Task instructions — Show every line below where "Editor" can be found.

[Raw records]
★ ★ ★ ★ ★

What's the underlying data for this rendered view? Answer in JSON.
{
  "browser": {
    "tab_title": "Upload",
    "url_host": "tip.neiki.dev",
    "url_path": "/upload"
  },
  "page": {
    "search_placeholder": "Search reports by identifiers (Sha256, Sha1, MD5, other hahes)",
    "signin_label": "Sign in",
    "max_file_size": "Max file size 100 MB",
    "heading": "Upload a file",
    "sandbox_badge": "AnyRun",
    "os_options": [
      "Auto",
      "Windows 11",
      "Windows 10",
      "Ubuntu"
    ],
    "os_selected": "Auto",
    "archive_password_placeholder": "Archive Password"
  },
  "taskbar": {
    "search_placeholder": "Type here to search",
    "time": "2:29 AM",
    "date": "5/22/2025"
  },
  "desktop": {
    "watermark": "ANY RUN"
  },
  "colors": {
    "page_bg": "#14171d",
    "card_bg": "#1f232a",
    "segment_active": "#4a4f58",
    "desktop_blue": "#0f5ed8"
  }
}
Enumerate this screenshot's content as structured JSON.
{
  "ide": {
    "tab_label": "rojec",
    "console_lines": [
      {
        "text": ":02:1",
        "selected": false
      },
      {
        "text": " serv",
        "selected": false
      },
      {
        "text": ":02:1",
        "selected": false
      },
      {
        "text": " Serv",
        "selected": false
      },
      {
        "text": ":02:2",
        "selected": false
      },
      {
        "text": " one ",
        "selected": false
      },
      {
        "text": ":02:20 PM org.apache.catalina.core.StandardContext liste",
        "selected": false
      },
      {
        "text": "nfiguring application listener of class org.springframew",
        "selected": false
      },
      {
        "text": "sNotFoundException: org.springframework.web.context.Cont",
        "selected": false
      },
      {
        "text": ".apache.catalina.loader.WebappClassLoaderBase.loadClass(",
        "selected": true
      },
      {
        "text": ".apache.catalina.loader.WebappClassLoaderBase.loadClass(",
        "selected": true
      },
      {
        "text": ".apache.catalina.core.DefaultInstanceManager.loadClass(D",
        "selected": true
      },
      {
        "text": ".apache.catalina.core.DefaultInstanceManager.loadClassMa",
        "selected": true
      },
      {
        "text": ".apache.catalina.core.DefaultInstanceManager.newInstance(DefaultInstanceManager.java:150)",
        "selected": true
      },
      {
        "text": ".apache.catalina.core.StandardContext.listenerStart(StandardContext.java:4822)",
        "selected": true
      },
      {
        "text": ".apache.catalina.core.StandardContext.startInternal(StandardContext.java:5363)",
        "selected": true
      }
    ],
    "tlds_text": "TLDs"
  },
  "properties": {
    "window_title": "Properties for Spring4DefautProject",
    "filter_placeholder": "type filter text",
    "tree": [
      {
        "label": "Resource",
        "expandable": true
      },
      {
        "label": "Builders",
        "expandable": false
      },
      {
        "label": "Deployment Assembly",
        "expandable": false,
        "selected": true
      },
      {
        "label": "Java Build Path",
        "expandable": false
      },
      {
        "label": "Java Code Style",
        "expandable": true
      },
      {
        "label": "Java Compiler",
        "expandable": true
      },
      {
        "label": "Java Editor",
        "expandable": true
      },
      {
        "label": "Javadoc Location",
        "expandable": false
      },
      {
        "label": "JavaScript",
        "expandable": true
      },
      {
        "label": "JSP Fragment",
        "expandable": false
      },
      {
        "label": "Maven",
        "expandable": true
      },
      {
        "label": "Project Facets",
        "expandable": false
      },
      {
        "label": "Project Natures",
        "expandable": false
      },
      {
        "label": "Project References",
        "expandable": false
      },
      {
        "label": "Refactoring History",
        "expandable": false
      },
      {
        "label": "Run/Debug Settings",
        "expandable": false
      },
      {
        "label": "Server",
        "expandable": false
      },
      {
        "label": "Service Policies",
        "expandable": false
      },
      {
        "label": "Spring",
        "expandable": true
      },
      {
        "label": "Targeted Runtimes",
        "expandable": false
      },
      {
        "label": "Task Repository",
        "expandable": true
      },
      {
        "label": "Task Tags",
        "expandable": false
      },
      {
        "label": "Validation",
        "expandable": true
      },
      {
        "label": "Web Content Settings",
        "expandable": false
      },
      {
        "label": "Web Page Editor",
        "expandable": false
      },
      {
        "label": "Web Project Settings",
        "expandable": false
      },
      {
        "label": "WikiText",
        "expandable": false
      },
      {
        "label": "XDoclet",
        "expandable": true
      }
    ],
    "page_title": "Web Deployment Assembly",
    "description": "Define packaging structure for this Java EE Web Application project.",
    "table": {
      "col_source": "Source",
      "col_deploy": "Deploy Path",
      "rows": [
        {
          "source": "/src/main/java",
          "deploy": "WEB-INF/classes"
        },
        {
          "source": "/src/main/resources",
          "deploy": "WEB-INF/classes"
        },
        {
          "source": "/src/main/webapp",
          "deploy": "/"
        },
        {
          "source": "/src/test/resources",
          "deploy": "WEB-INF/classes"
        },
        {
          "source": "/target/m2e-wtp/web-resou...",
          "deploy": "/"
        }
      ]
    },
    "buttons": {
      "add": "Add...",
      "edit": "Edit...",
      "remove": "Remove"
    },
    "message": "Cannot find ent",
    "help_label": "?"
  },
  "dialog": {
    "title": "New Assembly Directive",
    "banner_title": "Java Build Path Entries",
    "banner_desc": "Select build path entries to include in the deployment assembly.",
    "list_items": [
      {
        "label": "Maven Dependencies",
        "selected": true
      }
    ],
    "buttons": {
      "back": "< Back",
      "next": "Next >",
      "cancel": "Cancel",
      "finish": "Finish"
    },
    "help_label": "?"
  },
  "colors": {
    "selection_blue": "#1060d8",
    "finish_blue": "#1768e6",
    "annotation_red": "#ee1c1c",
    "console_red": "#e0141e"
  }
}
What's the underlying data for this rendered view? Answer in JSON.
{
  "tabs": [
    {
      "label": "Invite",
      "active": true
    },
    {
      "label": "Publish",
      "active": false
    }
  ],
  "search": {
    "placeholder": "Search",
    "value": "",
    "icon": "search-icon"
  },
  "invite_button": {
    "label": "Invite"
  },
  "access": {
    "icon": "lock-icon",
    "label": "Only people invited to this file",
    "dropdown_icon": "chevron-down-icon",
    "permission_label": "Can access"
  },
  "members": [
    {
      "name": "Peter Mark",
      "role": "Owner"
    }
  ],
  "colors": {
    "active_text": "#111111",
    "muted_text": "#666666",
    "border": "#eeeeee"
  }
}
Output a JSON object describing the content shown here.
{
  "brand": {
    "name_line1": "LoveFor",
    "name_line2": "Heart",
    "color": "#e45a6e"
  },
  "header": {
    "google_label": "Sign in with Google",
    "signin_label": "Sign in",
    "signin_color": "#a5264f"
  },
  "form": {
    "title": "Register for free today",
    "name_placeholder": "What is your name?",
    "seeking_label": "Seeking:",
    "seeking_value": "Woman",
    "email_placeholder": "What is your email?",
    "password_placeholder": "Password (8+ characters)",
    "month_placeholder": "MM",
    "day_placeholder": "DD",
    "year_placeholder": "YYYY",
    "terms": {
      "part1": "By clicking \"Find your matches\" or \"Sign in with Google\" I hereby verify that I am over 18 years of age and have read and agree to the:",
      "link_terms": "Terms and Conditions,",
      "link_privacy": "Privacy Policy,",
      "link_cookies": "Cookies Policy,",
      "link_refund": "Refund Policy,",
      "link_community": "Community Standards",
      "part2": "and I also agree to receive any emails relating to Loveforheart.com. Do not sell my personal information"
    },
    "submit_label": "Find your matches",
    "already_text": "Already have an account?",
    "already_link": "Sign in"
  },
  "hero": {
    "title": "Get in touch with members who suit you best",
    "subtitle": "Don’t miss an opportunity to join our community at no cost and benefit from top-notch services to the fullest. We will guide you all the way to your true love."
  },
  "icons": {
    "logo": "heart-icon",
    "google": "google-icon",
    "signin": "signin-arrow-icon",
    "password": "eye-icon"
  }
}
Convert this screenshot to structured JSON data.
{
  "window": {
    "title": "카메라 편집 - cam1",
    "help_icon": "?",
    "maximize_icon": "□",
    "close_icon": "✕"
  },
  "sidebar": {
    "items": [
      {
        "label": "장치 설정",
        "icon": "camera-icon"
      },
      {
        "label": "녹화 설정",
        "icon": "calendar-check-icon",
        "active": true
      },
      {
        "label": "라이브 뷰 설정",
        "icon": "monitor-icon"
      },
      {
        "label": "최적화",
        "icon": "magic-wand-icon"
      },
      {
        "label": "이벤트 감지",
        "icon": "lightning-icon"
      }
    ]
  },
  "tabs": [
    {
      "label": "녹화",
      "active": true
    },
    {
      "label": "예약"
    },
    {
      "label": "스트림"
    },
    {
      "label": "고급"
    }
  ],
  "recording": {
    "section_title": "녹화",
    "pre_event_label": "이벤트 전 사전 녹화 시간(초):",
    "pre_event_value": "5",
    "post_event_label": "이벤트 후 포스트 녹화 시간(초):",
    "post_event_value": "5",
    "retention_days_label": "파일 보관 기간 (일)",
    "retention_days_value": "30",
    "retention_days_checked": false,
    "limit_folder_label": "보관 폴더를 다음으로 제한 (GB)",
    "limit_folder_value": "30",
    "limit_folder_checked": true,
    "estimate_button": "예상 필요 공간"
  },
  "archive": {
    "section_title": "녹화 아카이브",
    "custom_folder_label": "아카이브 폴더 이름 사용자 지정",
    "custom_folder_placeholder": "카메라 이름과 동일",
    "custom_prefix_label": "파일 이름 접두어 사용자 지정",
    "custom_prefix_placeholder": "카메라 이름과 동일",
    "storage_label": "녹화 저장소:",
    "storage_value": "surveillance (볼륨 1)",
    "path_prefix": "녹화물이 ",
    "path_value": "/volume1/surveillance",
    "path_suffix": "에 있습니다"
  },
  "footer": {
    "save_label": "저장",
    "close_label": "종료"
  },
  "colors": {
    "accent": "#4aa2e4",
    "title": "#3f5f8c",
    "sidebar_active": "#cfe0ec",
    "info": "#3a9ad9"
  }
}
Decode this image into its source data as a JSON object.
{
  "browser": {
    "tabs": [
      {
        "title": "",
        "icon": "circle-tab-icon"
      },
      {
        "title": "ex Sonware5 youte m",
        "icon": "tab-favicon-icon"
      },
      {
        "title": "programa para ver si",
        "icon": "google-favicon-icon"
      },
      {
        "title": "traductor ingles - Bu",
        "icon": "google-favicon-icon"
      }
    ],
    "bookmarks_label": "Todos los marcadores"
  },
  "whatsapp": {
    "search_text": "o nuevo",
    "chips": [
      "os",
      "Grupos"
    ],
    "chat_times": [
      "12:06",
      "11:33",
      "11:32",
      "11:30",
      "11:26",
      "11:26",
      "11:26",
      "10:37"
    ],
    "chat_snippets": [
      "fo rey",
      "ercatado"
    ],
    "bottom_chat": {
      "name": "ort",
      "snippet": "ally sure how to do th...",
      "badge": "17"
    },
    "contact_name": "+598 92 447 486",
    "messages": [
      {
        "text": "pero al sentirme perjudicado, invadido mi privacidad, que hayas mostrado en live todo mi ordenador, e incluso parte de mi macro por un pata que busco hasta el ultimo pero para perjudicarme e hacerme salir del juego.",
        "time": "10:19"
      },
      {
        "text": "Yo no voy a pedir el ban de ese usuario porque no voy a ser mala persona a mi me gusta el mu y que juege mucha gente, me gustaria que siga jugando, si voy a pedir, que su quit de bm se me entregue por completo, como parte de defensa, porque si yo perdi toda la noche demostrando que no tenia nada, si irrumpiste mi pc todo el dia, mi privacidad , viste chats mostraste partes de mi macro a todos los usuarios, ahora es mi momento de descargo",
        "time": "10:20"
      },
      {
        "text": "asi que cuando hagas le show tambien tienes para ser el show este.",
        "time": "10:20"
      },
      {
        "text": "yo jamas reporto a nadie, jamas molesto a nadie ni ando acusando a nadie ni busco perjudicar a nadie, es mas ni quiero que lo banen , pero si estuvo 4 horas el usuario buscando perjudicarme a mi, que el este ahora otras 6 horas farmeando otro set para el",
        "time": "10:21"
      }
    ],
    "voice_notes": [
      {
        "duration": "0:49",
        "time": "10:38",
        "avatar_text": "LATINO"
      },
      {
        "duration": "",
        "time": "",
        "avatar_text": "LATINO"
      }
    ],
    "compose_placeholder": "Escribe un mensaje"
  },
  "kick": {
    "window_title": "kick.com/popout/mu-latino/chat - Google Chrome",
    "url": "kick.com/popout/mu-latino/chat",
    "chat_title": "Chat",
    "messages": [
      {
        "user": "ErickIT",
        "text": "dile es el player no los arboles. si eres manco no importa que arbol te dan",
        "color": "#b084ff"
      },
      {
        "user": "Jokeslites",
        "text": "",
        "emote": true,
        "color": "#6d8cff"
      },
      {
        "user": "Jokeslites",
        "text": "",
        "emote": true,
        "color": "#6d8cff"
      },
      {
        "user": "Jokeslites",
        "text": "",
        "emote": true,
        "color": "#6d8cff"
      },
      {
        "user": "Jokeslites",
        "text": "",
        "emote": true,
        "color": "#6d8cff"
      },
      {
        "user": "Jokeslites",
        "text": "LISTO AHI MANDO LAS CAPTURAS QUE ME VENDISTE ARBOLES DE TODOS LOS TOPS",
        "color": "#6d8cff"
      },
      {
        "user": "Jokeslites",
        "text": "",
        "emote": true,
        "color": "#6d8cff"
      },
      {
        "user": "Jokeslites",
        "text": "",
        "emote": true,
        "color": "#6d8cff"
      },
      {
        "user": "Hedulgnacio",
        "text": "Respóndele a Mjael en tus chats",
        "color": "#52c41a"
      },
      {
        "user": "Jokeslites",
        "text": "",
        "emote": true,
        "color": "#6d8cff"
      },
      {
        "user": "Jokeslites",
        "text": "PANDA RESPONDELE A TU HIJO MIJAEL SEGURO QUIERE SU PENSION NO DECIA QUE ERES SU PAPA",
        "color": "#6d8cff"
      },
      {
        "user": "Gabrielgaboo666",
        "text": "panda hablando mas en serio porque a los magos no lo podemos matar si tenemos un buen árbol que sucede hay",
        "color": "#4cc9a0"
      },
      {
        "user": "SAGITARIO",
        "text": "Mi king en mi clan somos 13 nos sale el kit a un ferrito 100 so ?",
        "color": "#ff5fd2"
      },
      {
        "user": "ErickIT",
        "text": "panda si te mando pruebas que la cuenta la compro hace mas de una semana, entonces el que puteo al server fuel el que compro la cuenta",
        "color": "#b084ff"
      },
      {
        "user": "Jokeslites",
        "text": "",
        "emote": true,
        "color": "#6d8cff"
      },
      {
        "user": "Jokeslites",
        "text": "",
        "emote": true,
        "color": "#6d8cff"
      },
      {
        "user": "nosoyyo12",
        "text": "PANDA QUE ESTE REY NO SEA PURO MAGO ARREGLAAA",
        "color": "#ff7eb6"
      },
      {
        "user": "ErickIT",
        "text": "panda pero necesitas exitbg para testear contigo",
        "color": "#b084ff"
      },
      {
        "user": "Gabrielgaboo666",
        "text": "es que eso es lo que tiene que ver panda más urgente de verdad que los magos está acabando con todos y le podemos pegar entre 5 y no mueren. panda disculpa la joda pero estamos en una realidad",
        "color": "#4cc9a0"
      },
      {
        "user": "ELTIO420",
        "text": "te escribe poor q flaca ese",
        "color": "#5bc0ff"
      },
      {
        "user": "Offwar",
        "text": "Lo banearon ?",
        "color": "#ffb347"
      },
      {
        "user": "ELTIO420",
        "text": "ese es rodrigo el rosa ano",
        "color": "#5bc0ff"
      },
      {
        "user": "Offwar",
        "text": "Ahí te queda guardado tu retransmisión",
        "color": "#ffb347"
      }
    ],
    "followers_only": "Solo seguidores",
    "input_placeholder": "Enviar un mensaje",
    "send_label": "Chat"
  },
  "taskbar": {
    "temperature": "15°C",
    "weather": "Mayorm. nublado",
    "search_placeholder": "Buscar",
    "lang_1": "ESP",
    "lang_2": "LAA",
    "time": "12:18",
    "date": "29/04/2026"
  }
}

★ ★ ★ ★ ★

Task result —
        "label": "Java Editor",
        "label": "Web Page Editor",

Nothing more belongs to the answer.